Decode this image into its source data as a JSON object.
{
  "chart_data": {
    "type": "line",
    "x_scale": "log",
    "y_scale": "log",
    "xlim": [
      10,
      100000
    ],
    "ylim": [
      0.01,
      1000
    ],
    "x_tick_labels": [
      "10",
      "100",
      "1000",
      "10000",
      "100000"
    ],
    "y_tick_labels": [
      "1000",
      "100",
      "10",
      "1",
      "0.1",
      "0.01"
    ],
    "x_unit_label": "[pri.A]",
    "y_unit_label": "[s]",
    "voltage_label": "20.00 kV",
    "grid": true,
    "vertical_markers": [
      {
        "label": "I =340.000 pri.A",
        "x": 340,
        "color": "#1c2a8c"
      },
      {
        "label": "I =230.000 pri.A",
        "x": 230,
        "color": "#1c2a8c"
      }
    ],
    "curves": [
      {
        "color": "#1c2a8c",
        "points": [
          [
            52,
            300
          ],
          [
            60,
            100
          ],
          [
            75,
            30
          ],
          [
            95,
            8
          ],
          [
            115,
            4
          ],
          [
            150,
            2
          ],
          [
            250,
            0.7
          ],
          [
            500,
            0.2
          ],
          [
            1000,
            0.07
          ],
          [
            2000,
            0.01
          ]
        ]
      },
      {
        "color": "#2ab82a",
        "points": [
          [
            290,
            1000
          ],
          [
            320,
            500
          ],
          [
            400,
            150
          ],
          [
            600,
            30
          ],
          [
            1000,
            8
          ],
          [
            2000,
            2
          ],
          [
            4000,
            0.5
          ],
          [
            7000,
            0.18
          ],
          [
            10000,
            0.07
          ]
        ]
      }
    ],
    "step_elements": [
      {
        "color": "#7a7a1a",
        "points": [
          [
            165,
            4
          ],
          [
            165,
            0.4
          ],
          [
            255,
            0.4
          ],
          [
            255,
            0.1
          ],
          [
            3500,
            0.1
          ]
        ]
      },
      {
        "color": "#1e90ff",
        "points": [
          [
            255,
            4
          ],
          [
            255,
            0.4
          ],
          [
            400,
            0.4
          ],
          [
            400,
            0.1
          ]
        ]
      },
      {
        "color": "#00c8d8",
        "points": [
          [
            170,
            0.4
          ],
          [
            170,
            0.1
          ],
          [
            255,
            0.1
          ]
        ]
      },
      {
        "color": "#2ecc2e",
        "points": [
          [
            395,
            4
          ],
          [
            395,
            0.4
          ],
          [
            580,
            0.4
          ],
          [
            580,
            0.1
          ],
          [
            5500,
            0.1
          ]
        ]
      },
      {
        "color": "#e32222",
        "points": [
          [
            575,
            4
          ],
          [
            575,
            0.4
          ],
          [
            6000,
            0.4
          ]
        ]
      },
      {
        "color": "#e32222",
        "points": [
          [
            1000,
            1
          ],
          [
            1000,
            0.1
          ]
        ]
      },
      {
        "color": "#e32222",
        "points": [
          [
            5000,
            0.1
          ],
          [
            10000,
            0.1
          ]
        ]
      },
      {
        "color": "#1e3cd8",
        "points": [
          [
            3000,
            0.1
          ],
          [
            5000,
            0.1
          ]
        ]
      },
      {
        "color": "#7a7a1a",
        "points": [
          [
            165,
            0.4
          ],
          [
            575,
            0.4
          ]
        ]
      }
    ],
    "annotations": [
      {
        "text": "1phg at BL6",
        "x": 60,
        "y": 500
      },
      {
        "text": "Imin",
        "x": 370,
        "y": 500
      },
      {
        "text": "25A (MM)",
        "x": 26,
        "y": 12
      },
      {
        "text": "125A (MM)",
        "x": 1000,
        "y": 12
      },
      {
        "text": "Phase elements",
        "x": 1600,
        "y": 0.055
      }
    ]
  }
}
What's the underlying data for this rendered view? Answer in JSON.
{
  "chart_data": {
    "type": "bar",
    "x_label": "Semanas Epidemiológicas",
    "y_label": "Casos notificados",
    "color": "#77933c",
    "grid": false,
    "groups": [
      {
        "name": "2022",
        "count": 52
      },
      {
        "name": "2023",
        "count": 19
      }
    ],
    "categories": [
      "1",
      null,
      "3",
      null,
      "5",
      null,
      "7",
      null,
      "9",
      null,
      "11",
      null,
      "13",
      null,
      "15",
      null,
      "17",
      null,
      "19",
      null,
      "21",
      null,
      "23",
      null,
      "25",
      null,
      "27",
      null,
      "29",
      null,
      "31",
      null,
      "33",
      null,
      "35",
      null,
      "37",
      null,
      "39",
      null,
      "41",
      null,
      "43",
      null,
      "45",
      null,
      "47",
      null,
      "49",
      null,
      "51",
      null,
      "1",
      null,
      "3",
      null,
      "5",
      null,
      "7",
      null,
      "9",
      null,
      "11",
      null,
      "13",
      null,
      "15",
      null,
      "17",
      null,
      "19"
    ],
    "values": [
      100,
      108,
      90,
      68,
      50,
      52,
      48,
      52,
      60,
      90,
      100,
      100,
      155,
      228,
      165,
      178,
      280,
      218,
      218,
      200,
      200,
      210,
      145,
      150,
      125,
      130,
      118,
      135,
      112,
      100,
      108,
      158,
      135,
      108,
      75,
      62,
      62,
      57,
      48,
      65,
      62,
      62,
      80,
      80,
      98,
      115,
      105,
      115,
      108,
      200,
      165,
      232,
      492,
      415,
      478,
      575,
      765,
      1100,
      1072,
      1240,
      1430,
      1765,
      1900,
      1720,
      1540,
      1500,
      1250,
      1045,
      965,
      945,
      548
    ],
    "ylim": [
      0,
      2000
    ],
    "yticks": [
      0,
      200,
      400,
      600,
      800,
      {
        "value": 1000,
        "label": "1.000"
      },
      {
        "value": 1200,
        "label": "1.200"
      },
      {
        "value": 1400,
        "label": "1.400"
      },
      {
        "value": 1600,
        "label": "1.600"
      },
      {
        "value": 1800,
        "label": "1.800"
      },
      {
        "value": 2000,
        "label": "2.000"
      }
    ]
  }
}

==========

▸ **Instructions to follow**:
Repeat the data above, word for word.

▸ **Finished answer**:
Decode this image into its source data as a JSON object.
{
  "chart_data": {
    "type": "line",
    "x_scale": "log",
    "y_scale": "log",
    "xlim": [
      10,
      100000
    ],
    "ylim": [
      0.01,
      1000
    ],
    "x_tick_labels": [
      "10",
      "100",
      "1000",
      "10000",
      "100000"
    ],
    "y_tick_labels": [
      "1000",
      "100",
      "10",
      "1",
      "0.1",
      "0.01"
    ],
    "x_unit_label": "[pri.A]",
    "y_unit_label": "[s]",
    "voltage_label": "20.00 kV",
    "grid": true,
    "vertical_markers": [
      {
        "label": "I =340.000 pri.A",
        "x": 340,
        "color": "#1c2a8c"
      },
      {
        "label": "I =230.000 pri.A",
        "x": 230,
        "color": "#1c2a8c"
      }
    ],
    "curves": [
      {
        "color": "#1c2a8c",
        "points": [
          [
            52,
            300
          ],
          [
            60,
            100
          ],
          [
            75,
            30
          ],
          [
            95,
            8
          ],
          [
            115,
            4
          ],
          [
            150,
            2
          ],
          [
            250,
            0.7
          ],
          [
            500,
            0.2
          ],
          [
            1000,
            0.07
          ],
          [
            2000,
            0.01
          ]
        ]
      },
      {
        "color": "#2ab82a",
        "points": [
          [
            290,
            1000
          ],
          [
            320,
            500
          ],
          [
            400,
            150
          ],
          [
            600,
            30
          ],
          [
            1000,
            8
          ],
          [
            2000,
            2
          ],
          [
            4000,
            0.5
          ],
          [
            7000,
            0.18
          ],
          [
            10000,
            0.07
          ]
        ]
      }
    ],
    "step_elements": [
      {
        "color": "#7a7a1a",
        "points": [
          [
            165,
            4
          ],
          [
            165,
            0.4
          ],
          [
            255,
            0.4
          ],
          [
            255,
            0.1
          ],
          [
            3500,
            0.1
          ]
        ]
      },
      {
        "color": "#1e90ff",
        "points": [
          [
            255,
            4
          ],
          [
            255,
            0.4
          ],
          [
            400,
            0.4
          ],
          [
            400,
            0.1
          ]
        ]
      },
      {
        "color": "#00c8d8",
        "points": [
          [
            170,
            0.4
          ],
          [
            170,
            0.1
          ],
          [
            255,
            0.1
          ]
        ]
      },
      {
        "color": "#2ecc2e",
        "points": [
          [
            395,
            4
          ],
          [
            395,
            0.4
          ],
          [
            580,
            0.4
          ],
          [
            580,
            0.1
          ],
          [
            5500,
            0.1
          ]
        ]
      },
      {
        "color": "#e32222",
        "points": [
          [
            575,
            4
          ],
          [
            575,
            0.4
          ],
          [
            6000,
            0.4
          ]
        ]
      },
      {
        "color": "#e32222",
        "points": [
          [
            1000,
            1
          ],
          [
            1000,
            0.1
          ]
        ]
      },
      {
        "color": "#e32222",
        "points": [
          [
            5000,
            0.1
          ],
          [
            10000,
            0.1
          ]
        ]
      },
      {
        "color": "#1e3cd8",
        "points": [
          [
            3000,
            0.1
          ],
          [
            5000,
            0.1
          ]
        ]
      },
      {
        "color": "#7a7a1a",
        "points": [
          [
            165,
            0.4
          ],
          [
            575,
            0.4
          ]
        ]
      }
    ],
    "annotations": [
      {
        "text": "1phg at BL6",
        "x": 60,
        "y": 500
      },
      {
        "text": "Imin",
        "x": 370,
        "y": 500
      },
      {
        "text": "25A (MM)",
        "x": 26,
        "y": 12
      },
      {
        "text": "125A (MM)",
        "x": 1000,
        "y": 12
      },
      {
        "text": "Phase elements",
        "x": 1600,
        "y": 0.055
      }
    ]
  }
}
What's the underlying data for this rendered view? Answer in JSON.
{
  "chart_data": {
    "type": "bar",
    "x_label": "Semanas Epidemiológicas",
    "y_label": "Casos notificados",
    "color": "#77933c",
    "grid": false,
    "groups": [
      {
        "name": "2022",
        "count": 52
      },
      {
        "name": "2023",
        "count": 19
      }
    ],
    "categories": [
      "1",
      null,
      "3",
      null,
      "5",
      null,
      "7",
      null,
      "9",
      null,
      "11",
      null,
      "13",
      null,
      "15",
      null,
      "17",
      null,
      "19",
      null,
      "21",
      null,
      "23",
      null,
      "25",
      null,
      "27",
      null,
      "29",
      null,
      "31",
      null,
      "33",
      null,
      "35",
      null,
      "37",
      null,
      "39",
      null,
      "41",
      null,
      "43",
      null,
      "45",
      null,
      "47",
      null,
      "49",
      null,
      "51",
      null,
      "1",
      null,
      "3",
      null,
      "5",
      null,
      "7",
      null,
      "9",
      null,
      "11",
      null,
      "13",
      null,
      "15",
      null,
      "17",
      null,
      "19"
    ],
    "values": [
      100,
      108,
      90,
      68,
      50,
      52,
      48,
      52,
      60,
      90,
      100,
      100,
      155,
      228,
      165,
      178,
      280,
      218,
      218,
      200,
      200,
      210,
      145,
      150,
      125,
      130,
      118,
      135,
      112,
      100,
      108,
      158,
      135,
      108,
      75,
      62,
      62,
      57,
      48,
      65,
      62,
      62,
      80,
      80,
      98,
      115,
      105,
      115,
      108,
      200,
      165,
      232,
      492,
      415,
      478,
      575,
      765,
      1100,
      1072,
      1240,
      1430,
      1765,
      1900,
      1720,
      1540,
      1500,
      1250,
      1045,
      965,
      945,
      548
    ],
    "ylim": [
      0,
      2000
    ],
    "yticks": [
      0,
      200,
      400,
      600,
      800,
      {
        "value": 1000,
        "label": "1.000"
      },
      {
        "value": 1200,
        "label": "1.200"
      },
      {
        "value": 1400,
        "label": "1.400"
      },
      {
        "value": 1600,
        "label": "1.600"
      },
      {
        "value": 1800,
        "label": "1.800"
      },
      {
        "value": 2000,
        "label": "2.000"
      }
    ]
  }
}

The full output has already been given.